> [RECORD EXTRACTS]:
Start

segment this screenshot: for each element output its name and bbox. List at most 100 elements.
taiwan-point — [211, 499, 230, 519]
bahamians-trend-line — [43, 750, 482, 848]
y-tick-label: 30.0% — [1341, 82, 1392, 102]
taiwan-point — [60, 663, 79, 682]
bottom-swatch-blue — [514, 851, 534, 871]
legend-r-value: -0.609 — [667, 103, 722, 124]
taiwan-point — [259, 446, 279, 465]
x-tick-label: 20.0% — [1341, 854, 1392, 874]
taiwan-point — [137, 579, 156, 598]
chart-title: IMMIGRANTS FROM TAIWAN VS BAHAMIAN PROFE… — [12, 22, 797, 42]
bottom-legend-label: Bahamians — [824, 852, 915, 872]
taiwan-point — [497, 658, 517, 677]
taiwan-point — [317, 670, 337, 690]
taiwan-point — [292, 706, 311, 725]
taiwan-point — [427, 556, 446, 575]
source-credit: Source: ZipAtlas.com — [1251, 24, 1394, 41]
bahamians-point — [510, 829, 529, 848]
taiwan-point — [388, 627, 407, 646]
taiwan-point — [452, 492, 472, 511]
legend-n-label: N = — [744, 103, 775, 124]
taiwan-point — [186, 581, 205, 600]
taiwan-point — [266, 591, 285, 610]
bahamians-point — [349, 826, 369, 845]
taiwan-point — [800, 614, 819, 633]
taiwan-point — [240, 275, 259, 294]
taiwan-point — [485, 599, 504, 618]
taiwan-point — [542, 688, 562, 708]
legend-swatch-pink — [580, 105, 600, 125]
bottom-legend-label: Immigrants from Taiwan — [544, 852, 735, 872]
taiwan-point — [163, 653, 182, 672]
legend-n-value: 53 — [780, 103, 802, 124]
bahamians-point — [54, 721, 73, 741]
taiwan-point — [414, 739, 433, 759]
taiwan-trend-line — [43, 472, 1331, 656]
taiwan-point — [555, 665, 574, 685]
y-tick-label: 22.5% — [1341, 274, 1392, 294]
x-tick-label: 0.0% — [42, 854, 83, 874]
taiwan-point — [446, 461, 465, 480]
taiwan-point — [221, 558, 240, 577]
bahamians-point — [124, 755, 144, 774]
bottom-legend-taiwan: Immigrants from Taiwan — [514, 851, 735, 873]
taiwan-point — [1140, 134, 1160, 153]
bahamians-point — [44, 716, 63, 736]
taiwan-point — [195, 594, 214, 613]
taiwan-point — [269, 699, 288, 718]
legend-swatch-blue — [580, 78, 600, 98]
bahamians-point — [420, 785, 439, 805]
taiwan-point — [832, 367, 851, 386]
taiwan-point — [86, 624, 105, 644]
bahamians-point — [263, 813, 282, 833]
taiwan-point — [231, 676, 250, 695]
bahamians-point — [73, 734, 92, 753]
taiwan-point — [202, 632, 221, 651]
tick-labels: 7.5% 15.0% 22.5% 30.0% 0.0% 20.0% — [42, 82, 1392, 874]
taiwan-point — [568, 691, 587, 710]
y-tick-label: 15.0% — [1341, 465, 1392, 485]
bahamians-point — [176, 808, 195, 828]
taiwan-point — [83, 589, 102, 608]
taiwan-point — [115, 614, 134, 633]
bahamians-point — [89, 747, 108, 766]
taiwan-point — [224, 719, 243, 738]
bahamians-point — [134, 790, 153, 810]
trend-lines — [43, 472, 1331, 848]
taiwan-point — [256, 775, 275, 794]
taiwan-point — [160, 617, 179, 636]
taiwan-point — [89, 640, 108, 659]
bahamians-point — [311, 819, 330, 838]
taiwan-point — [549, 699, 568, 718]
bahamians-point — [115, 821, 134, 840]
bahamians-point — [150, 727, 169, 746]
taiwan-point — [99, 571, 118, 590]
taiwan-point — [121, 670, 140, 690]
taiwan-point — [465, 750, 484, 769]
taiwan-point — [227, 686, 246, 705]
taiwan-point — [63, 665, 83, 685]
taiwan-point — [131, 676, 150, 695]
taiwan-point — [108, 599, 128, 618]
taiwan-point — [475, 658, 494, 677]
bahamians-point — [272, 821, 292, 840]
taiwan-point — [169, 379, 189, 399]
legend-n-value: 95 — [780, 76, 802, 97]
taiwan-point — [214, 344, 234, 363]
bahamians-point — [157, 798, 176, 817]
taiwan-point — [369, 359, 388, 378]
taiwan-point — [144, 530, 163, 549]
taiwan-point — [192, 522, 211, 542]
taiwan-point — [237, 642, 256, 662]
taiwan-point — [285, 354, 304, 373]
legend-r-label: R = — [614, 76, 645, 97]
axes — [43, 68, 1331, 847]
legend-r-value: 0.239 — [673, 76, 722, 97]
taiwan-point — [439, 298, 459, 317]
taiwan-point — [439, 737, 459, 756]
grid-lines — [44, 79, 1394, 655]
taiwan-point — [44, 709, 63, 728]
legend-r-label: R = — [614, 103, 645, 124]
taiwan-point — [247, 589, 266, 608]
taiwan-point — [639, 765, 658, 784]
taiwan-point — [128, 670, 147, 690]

End

> [WHAT YOU SHOULD DO]:
Please rewrite all the entries above, swapping "taiwan-point" for "taiwan-marker" each time it appears and leaving everything else unchanged.

> [OUTPUT OF THE EXERCISE]:
segment this screenshot: for each element output its name and bbox. List at most 100 elements.
taiwan-marker — [211, 499, 230, 519]
bahamians-trend-line — [43, 750, 482, 848]
y-tick-label: 30.0% — [1341, 82, 1392, 102]
taiwan-marker — [60, 663, 79, 682]
bottom-swatch-blue — [514, 851, 534, 871]
legend-r-value: -0.609 — [667, 103, 722, 124]
taiwan-marker — [259, 446, 279, 465]
x-tick-label: 20.0% — [1341, 854, 1392, 874]
taiwan-marker — [137, 579, 156, 598]
chart-title: IMMIGRANTS FROM TAIWAN VS BAHAMIAN PROFE… — [12, 22, 797, 42]
bottom-legend-label: Bahamians — [824, 852, 915, 872]
taiwan-marker — [497, 658, 517, 677]
taiwan-marker — [317, 670, 337, 690]
taiwan-marker — [292, 706, 311, 725]
taiwan-marker — [427, 556, 446, 575]
source-credit: Source: ZipAtlas.com — [1251, 24, 1394, 41]
bahamians-point — [510, 829, 529, 848]
taiwan-marker — [388, 627, 407, 646]
taiwan-marker — [452, 492, 472, 511]
legend-n-label: N = — [744, 103, 775, 124]
taiwan-marker — [186, 581, 205, 600]
taiwan-marker — [266, 591, 285, 610]
bahamians-point — [349, 826, 369, 845]
taiwan-marker — [800, 614, 819, 633]
taiwan-marker — [240, 275, 259, 294]
taiwan-marker — [485, 599, 504, 618]
taiwan-marker — [542, 688, 562, 708]
legend-swatch-pink — [580, 105, 600, 125]
bottom-legend-label: Immigrants from Taiwan — [544, 852, 735, 872]
taiwan-marker — [163, 653, 182, 672]
legend-n-value: 53 — [780, 103, 802, 124]
bahamians-point — [54, 721, 73, 741]
taiwan-marker — [414, 739, 433, 759]
taiwan-trend-line — [43, 472, 1331, 656]
taiwan-marker — [555, 665, 574, 685]
y-tick-label: 22.5% — [1341, 274, 1392, 294]
x-tick-label: 0.0% — [42, 854, 83, 874]
taiwan-marker — [446, 461, 465, 480]
taiwan-marker — [221, 558, 240, 577]
bahamians-point — [124, 755, 144, 774]
bottom-legend-taiwan: Immigrants from Taiwan — [514, 851, 735, 873]
taiwan-marker — [1140, 134, 1160, 153]
bahamians-point — [44, 716, 63, 736]
taiwan-marker — [195, 594, 214, 613]
taiwan-marker — [269, 699, 288, 718]
legend-swatch-blue — [580, 78, 600, 98]
bahamians-point — [420, 785, 439, 805]
taiwan-marker — [832, 367, 851, 386]
taiwan-marker — [86, 624, 105, 644]
bahamians-point — [263, 813, 282, 833]
taiwan-marker — [231, 676, 250, 695]
bahamians-point — [73, 734, 92, 753]
taiwan-marker — [202, 632, 221, 651]
tick-labels: 7.5% 15.0% 22.5% 30.0% 0.0% 20.0% — [42, 82, 1392, 874]
taiwan-marker — [568, 691, 587, 710]
y-tick-label: 15.0% — [1341, 465, 1392, 485]
bahamians-point — [176, 808, 195, 828]
taiwan-marker — [83, 589, 102, 608]
taiwan-marker — [115, 614, 134, 633]
bahamians-point — [89, 747, 108, 766]
taiwan-marker — [224, 719, 243, 738]
bahamians-point — [134, 790, 153, 810]
trend-lines — [43, 472, 1331, 848]
taiwan-marker — [256, 775, 275, 794]
taiwan-marker — [160, 617, 179, 636]
taiwan-marker — [89, 640, 108, 659]
bahamians-point — [311, 819, 330, 838]
taiwan-marker — [549, 699, 568, 718]
bahamians-point — [115, 821, 134, 840]
bahamians-point — [150, 727, 169, 746]
taiwan-marker — [99, 571, 118, 590]
taiwan-marker — [121, 670, 140, 690]
taiwan-marker — [465, 750, 484, 769]
taiwan-marker — [227, 686, 246, 705]
taiwan-marker — [63, 665, 83, 685]
taiwan-marker — [131, 676, 150, 695]
taiwan-marker — [108, 599, 128, 618]
taiwan-marker — [475, 658, 494, 677]
bahamians-point — [272, 821, 292, 840]
taiwan-marker — [169, 379, 189, 399]
legend-n-value: 95 — [780, 76, 802, 97]
taiwan-marker — [214, 344, 234, 363]
bahamians-point — [157, 798, 176, 817]
taiwan-marker — [369, 359, 388, 378]
taiwan-marker — [144, 530, 163, 549]
taiwan-marker — [192, 522, 211, 542]
taiwan-marker — [237, 642, 256, 662]
taiwan-marker — [285, 354, 304, 373]
legend-r-label: R = — [614, 76, 645, 97]
axes — [43, 68, 1331, 847]
legend-r-value: 0.239 — [673, 76, 722, 97]
taiwan-marker — [439, 298, 459, 317]
taiwan-marker — [439, 737, 459, 756]
grid-lines — [44, 79, 1394, 655]
taiwan-marker — [44, 709, 63, 728]
legend-r-label: R = — [614, 103, 645, 124]
taiwan-marker — [247, 589, 266, 608]
taiwan-marker — [639, 765, 658, 784]
taiwan-marker — [128, 670, 147, 690]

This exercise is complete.